EXERCISE: Output the material exactly, but drop every image it holds.

THE INPUT:
>> BEGIN

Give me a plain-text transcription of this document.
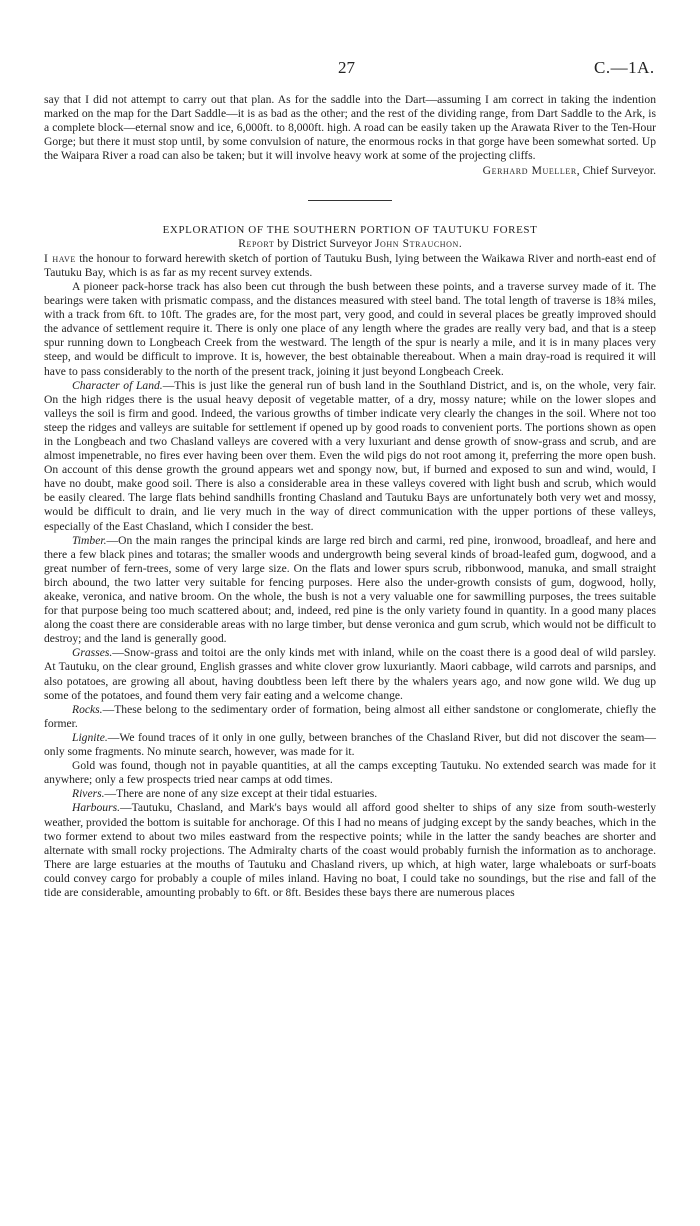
27	C.—1A.

say that I did not attempt to carry out that plan. As for the saddle into the Dart—assuming I am correct in taking the indention marked on the map for the Dart Saddle—it is as bad as the other; and the rest of the dividing range, from Dart Saddle to the Ark, is a complete block—eternal snow and ice, 6,000ft. to 8,000ft. high. A road can be easily taken up the Arawata River to the Ten-Hour Gorge; but there it must stop until, by some convulsion of nature, the enormous rocks in that gorge have been somewhat sorted. Up the Waipara River a road can also be taken; but it will involve heavy work at some of the projecting cliffs.

Gerhard Mueller, Chief Surveyor.

EXPLORATION OF THE SOUTHERN PORTION OF TAUTUKU FOREST

Report by District Surveyor John Strauchon.

I have the honour to forward herewith sketch of portion of Tautuku Bush, lying between the Waikawa River and north-east end of Tautuku Bay, which is as far as my recent survey extends.

A pioneer pack-horse track has also been cut through the bush between these points, and a traverse survey made of it. The bearings were taken with prismatic compass, and the distances measured with steel band. The total length of traverse is 18¾ miles, with a track from 6ft. to 10ft. The grades are, for the most part, very good, and could in several places be greatly improved should the advance of settlement require it. There is only one place of any length where the grades are really very bad, and that is a steep spur running down to Longbeach Creek from the westward. The length of the spur is nearly a mile, and it is in many places very steep, and would be difficult to improve. It is, however, the best obtainable thereabout. When a main dray-road is required it will have to pass considerably to the north of the present track, joining it just beyond Longbeach Creek.

Character of Land.—This is just like the general run of bush land in the Southland District, and is, on the whole, very fair. On the high ridges there is the usual heavy deposit of vegetable matter, of a dry, mossy nature; while on the lower slopes and valleys the soil is firm and good. Indeed, the various growths of timber indicate very clearly the changes in the soil. Where not too steep the ridges and valleys are suitable for settlement if opened up by good roads to convenient ports. The portions shown as open in the Longbeach and two Chasland valleys are covered with a very luxuriant and dense growth of snow-grass and scrub, and are almost impenetrable, no fires ever having been over them. Even the wild pigs do not root among it, preferring the more open bush. On account of this dense growth the ground appears wet and spongy now, but, if burned and exposed to sun and wind, would, I have no doubt, make good soil. There is also a considerable area in these valleys covered with light bush and scrub, which would be easily cleared. The large flats behind sandhills fronting Chasland and Tautuku Bays are unfortunately both very wet and mossy, would be difficult to drain, and lie very much in the way of direct communication with the upper portions of these valleys, especially of the East Chasland, which I consider the best.

Timber.—On the main ranges the principal kinds are large red birch and carmi, red pine, ironwood, broadleaf, and here and there a few black pines and totaras; the smaller woods and undergrowth being several kinds of broad-leafed gum, dogwood, and a great number of fern-trees, some of very large size. On the flats and lower spurs scrub, ribbonwood, manuka, and small straight birch abound, the two latter very suitable for fencing purposes. Here also the under-growth consists of gum, dogwood, holly, akeake, veronica, and native broom. On the whole, the bush is not a very valuable one for sawmilling purposes, the trees suitable for that purpose being too much scattered about; and, indeed, red pine is the only variety found in quantity. In a good many places along the coast there are considerable areas with no large timber, but dense veronica and gum scrub, which would not be difficult to destroy; and the land is generally good.

Grasses.—Snow-grass and toitoi are the only kinds met with inland, while on the coast there is a good deal of wild parsley. At Tautuku, on the clear ground, English grasses and white clover grow luxuriantly. Maori cabbage, wild carrots and parsnips, and also potatoes, are growing all about, having doubtless been left there by the whalers years ago, and now gone wild. We dug up some of the potatoes, and found them very fair eating and a welcome change.

Rocks.—These belong to the sedimentary order of formation, being almost all either sandstone or conglomerate, chiefly the former.

Lignite.—We found traces of it only in one gully, between branches of the Chasland River, but did not discover the seam—only some fragments. No minute search, however, was made for it.

Gold was found, though not in payable quantities, at all the camps excepting Tautuku. No extended search was made for it anywhere; only a few prospects tried near camps at odd times.

Rivers.—There are none of any size except at their tidal estuaries.

Harbours.—Tautuku, Chasland, and Mark's bays would all afford good shelter to ships of any size from south-westerly weather, provided the bottom is suitable for anchorage. Of this I had no means of judging except by the sandy beaches, which in the two former extend to about two miles eastward from the respective points; while in the latter the sandy beaches are shorter and alternate with small rocky projections. The Admiralty charts of the coast would probably furnish the information as to anchorage. There are large estuaries at the mouths of Tautuku and Chasland rivers, up which, at high water, large whaleboats or surf-boats could convey cargo for probably a couple of miles inland. Having no boat, I could take no soundings, but the rise and fall of the tide are considerable, amounting probably to 6ft. or 8ft. Besides these bays there are numerous places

>> END

RIGHT ANSWER:
Give me a plain-text transcription of this document.
27	C.—1A.

say that I did not attempt to carry out that plan. As for the saddle into the Dart—assuming I am correct in taking the indention marked on the map for the Dart Saddle—it is as bad as the other; and the rest of the dividing range, from Dart Saddle to the Ark, is a complete block—eternal snow and ice, 6,000ft. to 8,000ft. high. A road can be easily taken up the Arawata River to the Ten-Hour Gorge; but there it must stop until, by some convulsion of nature, the enormous rocks in that gorge have been somewhat sorted. Up the Waipara River a road can also be taken; but it will involve heavy work at some of the projecting cliffs.

Gerhard Mueller, Chief Surveyor.

EXPLORATION OF THE SOUTHERN PORTION OF TAUTUKU FOREST

Report by District Surveyor John Strauchon.

I have the honour to forward herewith sketch of portion of Tautuku Bush, lying between the Waikawa River and north-east end of Tautuku Bay, which is as far as my recent survey extends.

A pioneer pack-horse track has also been cut through the bush between these points, and a traverse survey made of it. The bearings were taken with prismatic compass, and the distances measured with steel band. The total length of traverse is 18¾ miles, with a track from 6ft. to 10ft. The grades are, for the most part, very good, and could in several places be greatly improved should the advance of settlement require it. There is only one place of any length where the grades are really very bad, and that is a steep spur running down to Longbeach Creek from the westward. The length of the spur is nearly a mile, and it is in many places very steep, and would be difficult to improve. It is, however, the best obtainable thereabout. When a main dray-road is required it will have to pass considerably to the north of the present track, joining it just beyond Longbeach Creek.

Character of Land.—This is just like the general run of bush land in the Southland District, and is, on the whole, very fair. On the high ridges there is the usual heavy deposit of vegetable matter, of a dry, mossy nature; while on the lower slopes and valleys the soil is firm and good. Indeed, the various growths of timber indicate very clearly the changes in the soil. Where not too steep the ridges and valleys are suitable for settlement if opened up by good roads to convenient ports. The portions shown as open in the Longbeach and two Chasland valleys are covered with a very luxuriant and dense growth of snow-grass and scrub, and are almost impenetrable, no fires ever having been over them. Even the wild pigs do not root among it, preferring the more open bush. On account of this dense growth the ground appears wet and spongy now, but, if burned and exposed to sun and wind, would, I have no doubt, make good soil. There is also a considerable area in these valleys covered with light bush and scrub, which would be easily cleared. The large flats behind sandhills fronting Chasland and Tautuku Bays are unfortunately both very wet and mossy, would be difficult to drain, and lie very much in the way of direct communication with the upper portions of these valleys, especially of the East Chasland, which I consider the best.

Timber.—On the main ranges the principal kinds are large red birch and carmi, red pine, ironwood, broadleaf, and here and there a few black pines and totaras; the smaller woods and undergrowth being several kinds of broad-leafed gum, dogwood, and a great number of fern-trees, some of very large size. On the flats and lower spurs scrub, ribbonwood, manuka, and small straight birch abound, the two latter very suitable for fencing purposes. Here also the under-growth consists of gum, dogwood, holly, akeake, veronica, and native broom. On the whole, the bush is not a very valuable one for sawmilling purposes, the trees suitable for that purpose being too much scattered about; and, indeed, red pine is the only variety found in quantity. In a good many places along the coast there are considerable areas with no large timber, but dense veronica and gum scrub, which would not be difficult to destroy; and the land is generally good.

Grasses.—Snow-grass and toitoi are the only kinds met with inland, while on the coast there is a good deal of wild parsley. At Tautuku, on the clear ground, English grasses and white clover grow luxuriantly. Maori cabbage, wild carrots and parsnips, and also potatoes, are growing all about, having doubtless been left there by the whalers years ago, and now gone wild. We dug up some of the potatoes, and found them very fair eating and a welcome change.

Rocks.—These belong to the sedimentary order of formation, being almost all either sandstone or conglomerate, chiefly the former.

Lignite.—We found traces of it only in one gully, between branches of the Chasland River, but did not discover the seam—only some fragments. No minute search, however, was made for it.

Gold was found, though not in payable quantities, at all the camps excepting Tautuku. No extended search was made for it anywhere; only a few prospects tried near camps at odd times.

Rivers.—There are none of any size except at their tidal estuaries.

Harbours.—Tautuku, Chasland, and Mark's bays would all afford good shelter to ships of any size from south-westerly weather, provided the bottom is suitable for anchorage. Of this I had no means of judging except by the sandy beaches, which in the two former extend to about two miles eastward from the respective points; while in the latter the sandy beaches are shorter and alternate with small rocky projections. The Admiralty charts of the coast would probably furnish the information as to anchorage. There are large estuaries at the mouths of Tautuku and Chasland rivers, up which, at high water, large whaleboats or surf-boats could convey cargo for probably a couple of miles inland. Having no boat, I could take no soundings, but the rise and fall of the tide are considerable, amounting probably to 6ft. or 8ft. Besides these bays there are numerous places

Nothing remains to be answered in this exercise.